• [Direction]
Will you give the material below again, every line exactly as it is?

━━━━━ Entries supplied

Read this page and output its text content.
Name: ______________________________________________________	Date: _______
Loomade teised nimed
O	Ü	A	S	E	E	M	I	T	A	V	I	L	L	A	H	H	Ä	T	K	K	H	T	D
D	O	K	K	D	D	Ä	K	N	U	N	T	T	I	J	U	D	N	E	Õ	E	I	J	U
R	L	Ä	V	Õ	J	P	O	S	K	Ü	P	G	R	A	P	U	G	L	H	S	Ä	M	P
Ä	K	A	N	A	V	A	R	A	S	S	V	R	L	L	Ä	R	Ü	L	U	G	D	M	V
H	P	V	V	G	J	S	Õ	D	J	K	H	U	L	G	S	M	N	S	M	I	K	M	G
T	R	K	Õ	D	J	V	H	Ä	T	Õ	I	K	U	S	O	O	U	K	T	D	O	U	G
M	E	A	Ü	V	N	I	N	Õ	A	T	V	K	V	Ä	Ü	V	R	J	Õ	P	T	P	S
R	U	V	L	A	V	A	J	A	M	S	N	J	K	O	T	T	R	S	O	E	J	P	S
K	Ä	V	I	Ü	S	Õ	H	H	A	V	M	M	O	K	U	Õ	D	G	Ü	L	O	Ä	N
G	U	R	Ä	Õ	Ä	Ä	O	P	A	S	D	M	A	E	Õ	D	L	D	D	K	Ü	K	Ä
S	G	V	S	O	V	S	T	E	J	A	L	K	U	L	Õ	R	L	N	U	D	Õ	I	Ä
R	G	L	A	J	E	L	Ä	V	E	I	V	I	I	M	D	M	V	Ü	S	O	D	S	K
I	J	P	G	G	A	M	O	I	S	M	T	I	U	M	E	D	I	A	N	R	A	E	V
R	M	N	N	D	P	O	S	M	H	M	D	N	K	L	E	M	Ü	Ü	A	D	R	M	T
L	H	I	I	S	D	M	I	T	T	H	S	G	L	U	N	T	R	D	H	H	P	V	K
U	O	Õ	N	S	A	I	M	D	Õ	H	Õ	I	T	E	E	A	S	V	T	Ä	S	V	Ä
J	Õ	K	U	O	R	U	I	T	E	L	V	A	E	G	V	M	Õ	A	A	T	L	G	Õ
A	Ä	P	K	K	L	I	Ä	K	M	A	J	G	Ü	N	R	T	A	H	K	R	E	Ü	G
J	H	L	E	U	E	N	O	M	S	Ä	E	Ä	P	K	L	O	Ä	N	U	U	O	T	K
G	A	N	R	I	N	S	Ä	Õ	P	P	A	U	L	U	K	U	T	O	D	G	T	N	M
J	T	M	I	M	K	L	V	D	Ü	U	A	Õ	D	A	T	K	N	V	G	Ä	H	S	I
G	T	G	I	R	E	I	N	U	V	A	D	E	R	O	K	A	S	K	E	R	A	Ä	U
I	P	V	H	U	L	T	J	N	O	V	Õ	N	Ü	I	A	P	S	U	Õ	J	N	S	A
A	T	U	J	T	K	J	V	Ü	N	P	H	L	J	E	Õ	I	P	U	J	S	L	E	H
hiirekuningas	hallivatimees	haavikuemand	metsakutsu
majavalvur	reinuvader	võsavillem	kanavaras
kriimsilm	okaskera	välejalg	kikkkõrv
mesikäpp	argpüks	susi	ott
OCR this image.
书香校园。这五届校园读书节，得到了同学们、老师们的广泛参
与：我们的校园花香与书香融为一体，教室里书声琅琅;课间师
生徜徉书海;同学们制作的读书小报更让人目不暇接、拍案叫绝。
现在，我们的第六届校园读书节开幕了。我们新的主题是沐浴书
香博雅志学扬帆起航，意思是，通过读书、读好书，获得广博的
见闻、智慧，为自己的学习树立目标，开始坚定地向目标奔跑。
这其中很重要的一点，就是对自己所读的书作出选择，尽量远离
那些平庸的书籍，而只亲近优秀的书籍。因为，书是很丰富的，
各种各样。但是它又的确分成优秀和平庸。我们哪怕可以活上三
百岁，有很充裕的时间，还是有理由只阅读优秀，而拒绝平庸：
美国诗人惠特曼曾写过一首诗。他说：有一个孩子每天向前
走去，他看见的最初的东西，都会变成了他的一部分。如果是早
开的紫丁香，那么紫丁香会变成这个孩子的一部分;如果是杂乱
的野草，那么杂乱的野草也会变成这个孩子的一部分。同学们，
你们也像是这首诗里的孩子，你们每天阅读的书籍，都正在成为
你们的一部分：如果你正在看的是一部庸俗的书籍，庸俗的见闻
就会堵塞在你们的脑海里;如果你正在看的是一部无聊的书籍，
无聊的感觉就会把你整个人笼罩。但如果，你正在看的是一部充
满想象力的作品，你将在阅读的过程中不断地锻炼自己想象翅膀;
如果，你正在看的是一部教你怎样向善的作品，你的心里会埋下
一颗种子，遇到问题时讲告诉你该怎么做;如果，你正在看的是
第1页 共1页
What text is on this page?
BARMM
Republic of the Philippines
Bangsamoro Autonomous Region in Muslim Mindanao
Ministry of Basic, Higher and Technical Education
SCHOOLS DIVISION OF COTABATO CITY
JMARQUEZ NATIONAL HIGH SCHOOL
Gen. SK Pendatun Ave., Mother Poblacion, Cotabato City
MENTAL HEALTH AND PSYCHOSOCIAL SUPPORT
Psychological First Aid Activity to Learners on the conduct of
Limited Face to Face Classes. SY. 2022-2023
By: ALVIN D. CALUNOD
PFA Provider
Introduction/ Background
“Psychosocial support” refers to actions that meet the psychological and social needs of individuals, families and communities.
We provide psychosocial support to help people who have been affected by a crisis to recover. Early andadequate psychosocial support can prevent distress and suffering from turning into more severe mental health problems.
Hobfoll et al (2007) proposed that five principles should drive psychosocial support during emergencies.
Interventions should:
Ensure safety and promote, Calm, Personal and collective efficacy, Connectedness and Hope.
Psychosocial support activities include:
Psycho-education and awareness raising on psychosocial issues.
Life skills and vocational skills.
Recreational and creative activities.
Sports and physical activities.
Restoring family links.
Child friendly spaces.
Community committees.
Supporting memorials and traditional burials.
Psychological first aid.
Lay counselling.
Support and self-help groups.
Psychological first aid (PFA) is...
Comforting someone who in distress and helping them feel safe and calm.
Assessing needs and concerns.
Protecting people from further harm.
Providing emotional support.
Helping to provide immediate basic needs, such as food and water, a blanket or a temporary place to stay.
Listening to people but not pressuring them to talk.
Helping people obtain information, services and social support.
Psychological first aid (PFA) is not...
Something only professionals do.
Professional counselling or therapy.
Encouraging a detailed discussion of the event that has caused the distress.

━━━━━━━━━━

• [Reply]
Read this page and output its text content.
Name: ______________________________________________________	Date: _______
Loomade teised nimed
O	Ü	A	S	E	E	M	I	T	A	V	I	L	L	A	H	H	Ä	T	K	K	H	T	D
D	O	K	K	D	D	Ä	K	N	U	N	T	T	I	J	U	D	N	E	Õ	E	I	J	U
R	L	Ä	V	Õ	J	P	O	S	K	Ü	P	G	R	A	P	U	G	L	H	S	Ä	M	P
Ä	K	A	N	A	V	A	R	A	S	S	V	R	L	L	Ä	R	Ü	L	U	G	D	M	V
H	P	V	V	G	J	S	Õ	D	J	K	H	U	L	G	S	M	N	S	M	I	K	M	G
T	R	K	Õ	D	J	V	H	Ä	T	Õ	I	K	U	S	O	O	U	K	T	D	O	U	G
M	E	A	Ü	V	N	I	N	Õ	A	T	V	K	V	Ä	Ü	V	R	J	Õ	P	T	P	S
R	U	V	L	A	V	A	J	A	M	S	N	J	K	O	T	T	R	S	O	E	J	P	S
K	Ä	V	I	Ü	S	Õ	H	H	A	V	M	M	O	K	U	Õ	D	G	Ü	L	O	Ä	N
G	U	R	Ä	Õ	Ä	Ä	O	P	A	S	D	M	A	E	Õ	D	L	D	D	K	Ü	K	Ä
S	G	V	S	O	V	S	T	E	J	A	L	K	U	L	Õ	R	L	N	U	D	Õ	I	Ä
R	G	L	A	J	E	L	Ä	V	E	I	V	I	I	M	D	M	V	Ü	S	O	D	S	K
I	J	P	G	G	A	M	O	I	S	M	T	I	U	M	E	D	I	A	N	R	A	E	V
R	M	N	N	D	P	O	S	M	H	M	D	N	K	L	E	M	Ü	Ü	A	D	R	M	T
L	H	I	I	S	D	M	I	T	T	H	S	G	L	U	N	T	R	D	H	H	P	V	K
U	O	Õ	N	S	A	I	M	D	Õ	H	Õ	I	T	E	E	A	S	V	T	Ä	S	V	Ä
J	Õ	K	U	O	R	U	I	T	E	L	V	A	E	G	V	M	Õ	A	A	T	L	G	Õ
A	Ä	P	K	K	L	I	Ä	K	M	A	J	G	Ü	N	R	T	A	H	K	R	E	Ü	G
J	H	L	E	U	E	N	O	M	S	Ä	E	Ä	P	K	L	O	Ä	N	U	U	O	T	K
G	A	N	R	I	N	S	Ä	Õ	P	P	A	U	L	U	K	U	T	O	D	G	T	N	M
J	T	M	I	M	K	L	V	D	Ü	U	A	Õ	D	A	T	K	N	V	G	Ä	H	S	I
G	T	G	I	R	E	I	N	U	V	A	D	E	R	O	K	A	S	K	E	R	A	Ä	U
I	P	V	H	U	L	T	J	N	O	V	Õ	N	Ü	I	A	P	S	U	Õ	J	N	S	A
A	T	U	J	T	K	J	V	Ü	N	P	H	L	J	E	Õ	I	P	U	J	S	L	E	H
hiirekuningas	hallivatimees	haavikuemand	metsakutsu
majavalvur	reinuvader	võsavillem	kanavaras
kriimsilm	okaskera	välejalg	kikkkõrv
mesikäpp	argpüks	susi	ott
OCR this image.
书香校园。这五届校园读书节，得到了同学们、老师们的广泛参
与：我们的校园花香与书香融为一体，教室里书声琅琅;课间师
生徜徉书海;同学们制作的读书小报更让人目不暇接、拍案叫绝。
现在，我们的第六届校园读书节开幕了。我们新的主题是沐浴书
香博雅志学扬帆起航，意思是，通过读书、读好书，获得广博的
见闻、智慧，为自己的学习树立目标，开始坚定地向目标奔跑。
这其中很重要的一点，就是对自己所读的书作出选择，尽量远离
那些平庸的书籍，而只亲近优秀的书籍。因为，书是很丰富的，
各种各样。但是它又的确分成优秀和平庸。我们哪怕可以活上三
百岁，有很充裕的时间，还是有理由只阅读优秀，而拒绝平庸：
美国诗人惠特曼曾写过一首诗。他说：有一个孩子每天向前
走去，他看见的最初的东西，都会变成了他的一部分。如果是早
开的紫丁香，那么紫丁香会变成这个孩子的一部分;如果是杂乱
的野草，那么杂乱的野草也会变成这个孩子的一部分。同学们，
你们也像是这首诗里的孩子，你们每天阅读的书籍，都正在成为
你们的一部分：如果你正在看的是一部庸俗的书籍，庸俗的见闻
就会堵塞在你们的脑海里;如果你正在看的是一部无聊的书籍，
无聊的感觉就会把你整个人笼罩。但如果，你正在看的是一部充
满想象力的作品，你将在阅读的过程中不断地锻炼自己想象翅膀;
如果，你正在看的是一部教你怎样向善的作品，你的心里会埋下
一颗种子，遇到问题时讲告诉你该怎么做;如果，你正在看的是
第1页 共1页
What text is on this page?
BARMM
Republic of the Philippines
Bangsamoro Autonomous Region in Muslim Mindanao
Ministry of Basic, Higher and Technical Education
SCHOOLS DIVISION OF COTABATO CITY
JMARQUEZ NATIONAL HIGH SCHOOL
Gen. SK Pendatun Ave., Mother Poblacion, Cotabato City
MENTAL HEALTH AND PSYCHOSOCIAL SUPPORT
Psychological First Aid Activity to Learners on the conduct of
Limited Face to Face Classes. SY. 2022-2023
By: ALVIN D. CALUNOD
PFA Provider
Introduction/ Background
“Psychosocial support” refers to actions that meet the psychological and social needs of individuals, families and communities.
We provide psychosocial support to help people who have been affected by a crisis to recover. Early andadequate psychosocial support can prevent distress and suffering from turning into more severe mental health problems.
Hobfoll et al (2007) proposed that five principles should drive psychosocial support during emergencies.
Interventions should:
Ensure safety and promote, Calm, Personal and collective efficacy, Connectedness and Hope.
Psychosocial support activities include:
Psycho-education and awareness raising on psychosocial issues.
Life skills and vocational skills.
Recreational and creative activities.
Sports and physical activities.
Restoring family links.
Child friendly spaces.
Community committees.
Supporting memorials and traditional burials.
Psychological first aid.
Lay counselling.
Support and self-help groups.
Psychological first aid (PFA) is...
Comforting someone who in distress and helping them feel safe and calm.
Assessing needs and concerns.
Protecting people from further harm.
Providing emotional support.
Helping to provide immediate basic needs, such as food and water, a blanket or a temporary place to stay.
Listening to people but not pressuring them to talk.
Helping people obtain information, services and social support.
Psychological first aid (PFA) is not...
Something only professionals do.
Professional counselling or therapy.
Encouraging a detailed discussion of the event that has caused the distress.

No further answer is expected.